Reproduce the market report word for word, starting with "Here’s what we’ve" and going on through "very low expectations.".

═════ Document text ═════

(Bloomberg) -- Stock futures are off highs with 10-year yields charging ever so closer to that 3% mark (peaked at 2.9957%). Commodities look mixed, with aluminum gaining more than 1% and Brent crude slipping back below $74 per barrel.
News flow was pretty light over the weekend, with focus remaining on any incremental shifts in the China trade situation (China now welcoming a visit from Mnuchin), Trump postponing his Thursday speech on drug prices to a later date, some M&A shifts (another utility deal in Vectren/CenterPoint Energy and the collapse of the $4.3 billion Akorn/Fresenius deal), and earnings, with UBS getting whacked in Zurich, Philips rallying in Amsterdam, and a likely ugly day for toy maker Hasbro.
This might be the week that we break above 3% on the 10-year, but the question is whether this level still matters for market psyche, and if it does, will it offset any strong results that come out of this extremely heavy week of earnings?
Here’s what we’ve learned about earnings so far: Banks had mostly solid results, but rallies were quickly sold (more on this below); semis got off to a rocky start and it went from bad to worse once Taiwan Semi hit; consumer staples were an absolute disaster after a horrific reaction to PM and PG earnings (plunging 17% and nearly 6% in two days, respectively); industrials have acted well with some decisive gains (like CSX, TXT, and, to a lesser extent, HON) as well as relief rallies in GE and JBHT after very low expectations.

═════ Records supplied ═════

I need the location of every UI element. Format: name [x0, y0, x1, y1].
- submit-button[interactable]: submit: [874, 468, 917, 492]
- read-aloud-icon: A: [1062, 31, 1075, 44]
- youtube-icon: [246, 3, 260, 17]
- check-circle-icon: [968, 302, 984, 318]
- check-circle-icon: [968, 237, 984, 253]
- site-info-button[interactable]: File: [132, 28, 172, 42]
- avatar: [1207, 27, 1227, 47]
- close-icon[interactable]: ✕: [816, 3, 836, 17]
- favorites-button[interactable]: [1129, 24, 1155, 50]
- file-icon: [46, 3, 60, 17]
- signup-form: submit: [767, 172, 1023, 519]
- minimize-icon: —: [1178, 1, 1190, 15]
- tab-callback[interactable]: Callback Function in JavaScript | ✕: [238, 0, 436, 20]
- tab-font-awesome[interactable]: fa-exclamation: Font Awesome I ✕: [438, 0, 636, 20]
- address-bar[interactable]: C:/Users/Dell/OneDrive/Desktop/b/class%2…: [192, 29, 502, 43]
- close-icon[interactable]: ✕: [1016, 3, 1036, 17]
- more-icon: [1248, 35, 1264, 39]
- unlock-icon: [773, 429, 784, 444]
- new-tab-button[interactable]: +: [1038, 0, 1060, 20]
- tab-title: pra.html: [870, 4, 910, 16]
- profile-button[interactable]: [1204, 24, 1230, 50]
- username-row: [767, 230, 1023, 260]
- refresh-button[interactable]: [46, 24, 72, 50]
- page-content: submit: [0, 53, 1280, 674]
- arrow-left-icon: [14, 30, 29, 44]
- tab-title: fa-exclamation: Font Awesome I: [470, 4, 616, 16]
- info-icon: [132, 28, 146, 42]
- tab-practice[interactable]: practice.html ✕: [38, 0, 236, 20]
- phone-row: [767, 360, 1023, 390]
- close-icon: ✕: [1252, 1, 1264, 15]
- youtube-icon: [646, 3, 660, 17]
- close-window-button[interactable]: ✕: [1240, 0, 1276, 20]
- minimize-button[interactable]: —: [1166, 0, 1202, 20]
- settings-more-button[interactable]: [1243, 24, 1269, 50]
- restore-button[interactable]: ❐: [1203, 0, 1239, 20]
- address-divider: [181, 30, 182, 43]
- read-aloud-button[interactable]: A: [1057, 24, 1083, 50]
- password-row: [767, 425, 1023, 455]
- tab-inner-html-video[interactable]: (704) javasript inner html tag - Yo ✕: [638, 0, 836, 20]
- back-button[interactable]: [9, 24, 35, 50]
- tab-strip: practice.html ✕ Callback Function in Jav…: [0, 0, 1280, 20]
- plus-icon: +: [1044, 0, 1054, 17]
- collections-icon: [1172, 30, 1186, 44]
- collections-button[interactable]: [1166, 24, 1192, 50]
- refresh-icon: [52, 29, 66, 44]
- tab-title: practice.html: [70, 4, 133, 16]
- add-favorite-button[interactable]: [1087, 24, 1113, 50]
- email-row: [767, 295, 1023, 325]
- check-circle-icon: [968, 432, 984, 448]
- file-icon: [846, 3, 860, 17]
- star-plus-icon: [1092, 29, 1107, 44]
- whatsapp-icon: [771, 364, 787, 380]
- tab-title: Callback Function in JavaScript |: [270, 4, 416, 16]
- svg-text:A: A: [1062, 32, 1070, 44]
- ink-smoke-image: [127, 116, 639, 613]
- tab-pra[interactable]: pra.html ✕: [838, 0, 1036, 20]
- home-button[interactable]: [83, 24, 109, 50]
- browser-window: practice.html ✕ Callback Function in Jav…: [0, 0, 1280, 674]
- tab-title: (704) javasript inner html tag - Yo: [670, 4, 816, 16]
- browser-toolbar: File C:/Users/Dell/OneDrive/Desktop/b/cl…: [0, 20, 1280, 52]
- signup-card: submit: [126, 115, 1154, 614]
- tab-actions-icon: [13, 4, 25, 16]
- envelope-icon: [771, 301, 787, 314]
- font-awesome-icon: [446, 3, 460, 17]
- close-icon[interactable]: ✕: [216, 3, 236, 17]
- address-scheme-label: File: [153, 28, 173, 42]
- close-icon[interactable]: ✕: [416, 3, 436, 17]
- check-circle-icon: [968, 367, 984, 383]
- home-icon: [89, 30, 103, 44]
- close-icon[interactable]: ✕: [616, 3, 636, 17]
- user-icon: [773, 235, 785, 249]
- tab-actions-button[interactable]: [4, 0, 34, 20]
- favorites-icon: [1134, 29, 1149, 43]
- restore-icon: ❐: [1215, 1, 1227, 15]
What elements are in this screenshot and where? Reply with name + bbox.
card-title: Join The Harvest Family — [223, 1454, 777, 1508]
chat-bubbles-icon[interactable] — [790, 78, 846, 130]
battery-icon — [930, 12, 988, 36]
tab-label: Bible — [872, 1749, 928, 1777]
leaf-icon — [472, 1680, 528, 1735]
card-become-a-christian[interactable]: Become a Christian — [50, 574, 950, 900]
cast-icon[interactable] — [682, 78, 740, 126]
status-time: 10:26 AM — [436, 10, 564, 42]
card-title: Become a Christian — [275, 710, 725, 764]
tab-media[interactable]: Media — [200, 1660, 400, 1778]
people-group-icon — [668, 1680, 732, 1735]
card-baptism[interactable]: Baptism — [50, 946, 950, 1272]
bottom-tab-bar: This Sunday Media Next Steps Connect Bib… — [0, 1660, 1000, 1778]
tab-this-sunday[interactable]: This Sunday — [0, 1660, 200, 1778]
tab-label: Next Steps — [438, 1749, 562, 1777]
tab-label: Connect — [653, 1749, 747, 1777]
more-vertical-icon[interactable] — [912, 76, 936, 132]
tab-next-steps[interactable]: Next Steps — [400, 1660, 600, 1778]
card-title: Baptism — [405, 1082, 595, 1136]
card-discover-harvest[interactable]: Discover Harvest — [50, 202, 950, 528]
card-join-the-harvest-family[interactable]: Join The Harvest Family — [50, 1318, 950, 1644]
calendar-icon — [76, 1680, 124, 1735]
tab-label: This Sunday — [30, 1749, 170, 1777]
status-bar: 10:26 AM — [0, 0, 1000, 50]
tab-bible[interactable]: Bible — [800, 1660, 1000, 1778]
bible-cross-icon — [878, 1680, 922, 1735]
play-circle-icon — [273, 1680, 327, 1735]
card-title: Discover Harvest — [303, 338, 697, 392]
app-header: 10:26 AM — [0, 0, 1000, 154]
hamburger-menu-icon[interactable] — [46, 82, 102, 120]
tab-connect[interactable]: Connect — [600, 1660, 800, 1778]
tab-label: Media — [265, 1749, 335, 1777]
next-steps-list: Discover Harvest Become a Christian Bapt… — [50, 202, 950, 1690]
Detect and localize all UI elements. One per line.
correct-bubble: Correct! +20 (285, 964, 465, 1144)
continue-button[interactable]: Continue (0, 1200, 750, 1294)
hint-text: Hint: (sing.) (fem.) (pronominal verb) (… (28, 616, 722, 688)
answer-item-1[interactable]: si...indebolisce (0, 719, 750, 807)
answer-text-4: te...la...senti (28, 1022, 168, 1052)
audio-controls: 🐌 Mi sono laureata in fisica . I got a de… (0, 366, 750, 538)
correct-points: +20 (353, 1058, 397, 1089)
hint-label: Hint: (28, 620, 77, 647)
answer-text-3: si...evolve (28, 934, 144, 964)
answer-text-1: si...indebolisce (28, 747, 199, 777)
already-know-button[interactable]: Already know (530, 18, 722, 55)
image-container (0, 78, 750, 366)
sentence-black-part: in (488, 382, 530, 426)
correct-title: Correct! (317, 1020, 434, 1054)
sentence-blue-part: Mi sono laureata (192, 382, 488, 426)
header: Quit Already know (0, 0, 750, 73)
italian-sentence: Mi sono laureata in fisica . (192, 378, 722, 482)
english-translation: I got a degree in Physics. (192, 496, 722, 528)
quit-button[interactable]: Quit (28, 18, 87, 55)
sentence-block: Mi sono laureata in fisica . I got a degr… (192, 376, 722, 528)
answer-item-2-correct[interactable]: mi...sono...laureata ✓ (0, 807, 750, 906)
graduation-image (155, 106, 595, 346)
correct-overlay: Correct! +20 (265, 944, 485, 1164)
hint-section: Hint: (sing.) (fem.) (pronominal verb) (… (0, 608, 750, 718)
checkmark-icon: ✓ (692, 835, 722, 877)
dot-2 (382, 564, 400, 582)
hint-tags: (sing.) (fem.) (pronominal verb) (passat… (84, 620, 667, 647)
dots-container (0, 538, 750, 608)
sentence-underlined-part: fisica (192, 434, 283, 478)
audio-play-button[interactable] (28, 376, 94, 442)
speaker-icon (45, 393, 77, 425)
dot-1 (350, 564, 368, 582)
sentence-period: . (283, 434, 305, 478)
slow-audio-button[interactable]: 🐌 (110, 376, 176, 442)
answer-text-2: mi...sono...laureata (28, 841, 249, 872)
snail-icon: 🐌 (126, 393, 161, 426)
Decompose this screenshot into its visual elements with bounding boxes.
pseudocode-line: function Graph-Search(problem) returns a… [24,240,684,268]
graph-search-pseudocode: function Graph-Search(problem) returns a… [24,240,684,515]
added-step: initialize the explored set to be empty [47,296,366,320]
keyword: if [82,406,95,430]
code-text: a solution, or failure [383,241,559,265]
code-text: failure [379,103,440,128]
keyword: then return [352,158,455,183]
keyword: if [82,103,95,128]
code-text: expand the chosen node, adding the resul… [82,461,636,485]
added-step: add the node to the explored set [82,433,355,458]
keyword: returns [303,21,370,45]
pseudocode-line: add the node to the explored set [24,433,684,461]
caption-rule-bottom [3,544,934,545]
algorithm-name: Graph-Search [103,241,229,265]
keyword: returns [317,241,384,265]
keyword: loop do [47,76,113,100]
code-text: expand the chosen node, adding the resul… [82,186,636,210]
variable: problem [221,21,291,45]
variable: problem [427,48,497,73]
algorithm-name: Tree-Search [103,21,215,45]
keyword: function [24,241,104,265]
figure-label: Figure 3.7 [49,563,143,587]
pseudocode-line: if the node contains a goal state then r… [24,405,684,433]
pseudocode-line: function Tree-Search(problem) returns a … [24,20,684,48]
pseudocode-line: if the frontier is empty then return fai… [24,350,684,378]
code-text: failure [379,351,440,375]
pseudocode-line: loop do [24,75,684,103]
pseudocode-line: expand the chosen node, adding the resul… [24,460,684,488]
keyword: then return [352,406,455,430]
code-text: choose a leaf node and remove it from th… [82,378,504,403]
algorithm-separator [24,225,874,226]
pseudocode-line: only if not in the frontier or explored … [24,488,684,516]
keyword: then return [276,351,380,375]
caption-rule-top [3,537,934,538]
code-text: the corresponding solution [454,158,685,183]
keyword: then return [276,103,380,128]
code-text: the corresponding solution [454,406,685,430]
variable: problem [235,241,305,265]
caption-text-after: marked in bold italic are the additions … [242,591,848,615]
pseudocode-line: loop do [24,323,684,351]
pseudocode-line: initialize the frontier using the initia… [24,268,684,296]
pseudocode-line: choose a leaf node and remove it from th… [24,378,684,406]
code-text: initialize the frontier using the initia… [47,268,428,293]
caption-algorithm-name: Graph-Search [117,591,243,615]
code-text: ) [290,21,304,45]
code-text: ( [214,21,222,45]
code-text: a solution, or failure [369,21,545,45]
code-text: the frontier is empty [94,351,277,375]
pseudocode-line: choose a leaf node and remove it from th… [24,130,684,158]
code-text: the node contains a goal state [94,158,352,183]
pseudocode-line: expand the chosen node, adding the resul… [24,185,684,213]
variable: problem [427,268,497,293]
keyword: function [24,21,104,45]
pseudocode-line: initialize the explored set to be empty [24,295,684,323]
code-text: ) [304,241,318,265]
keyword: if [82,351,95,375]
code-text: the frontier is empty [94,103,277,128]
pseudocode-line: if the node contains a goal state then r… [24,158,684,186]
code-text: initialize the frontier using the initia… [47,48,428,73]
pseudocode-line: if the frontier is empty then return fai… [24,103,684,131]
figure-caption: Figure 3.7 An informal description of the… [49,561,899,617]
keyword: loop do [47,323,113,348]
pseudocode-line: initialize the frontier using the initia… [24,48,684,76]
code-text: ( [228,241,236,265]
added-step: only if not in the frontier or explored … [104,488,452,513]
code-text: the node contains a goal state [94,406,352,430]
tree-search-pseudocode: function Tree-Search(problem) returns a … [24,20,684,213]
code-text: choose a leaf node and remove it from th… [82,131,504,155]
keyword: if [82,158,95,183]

═════

▶ **Problem solution**:
Here’s what we’ve learned about earnings so far: Banks had mostly solid results, but rallies were quickly sold (more on this below); semis got off to a rocky start and it went from bad to worse once Taiwan Semi hit; consumer staples were an absolute disaster after a horrific reaction to PM and PG earnings (plunging 17% and nearly 6% in two days, respectively); industrials have acted well with some decisive gains (like CSX, TXT, and, to a lesser extent, HON) as well as relief rallies in GE and JBHT after very low expectations.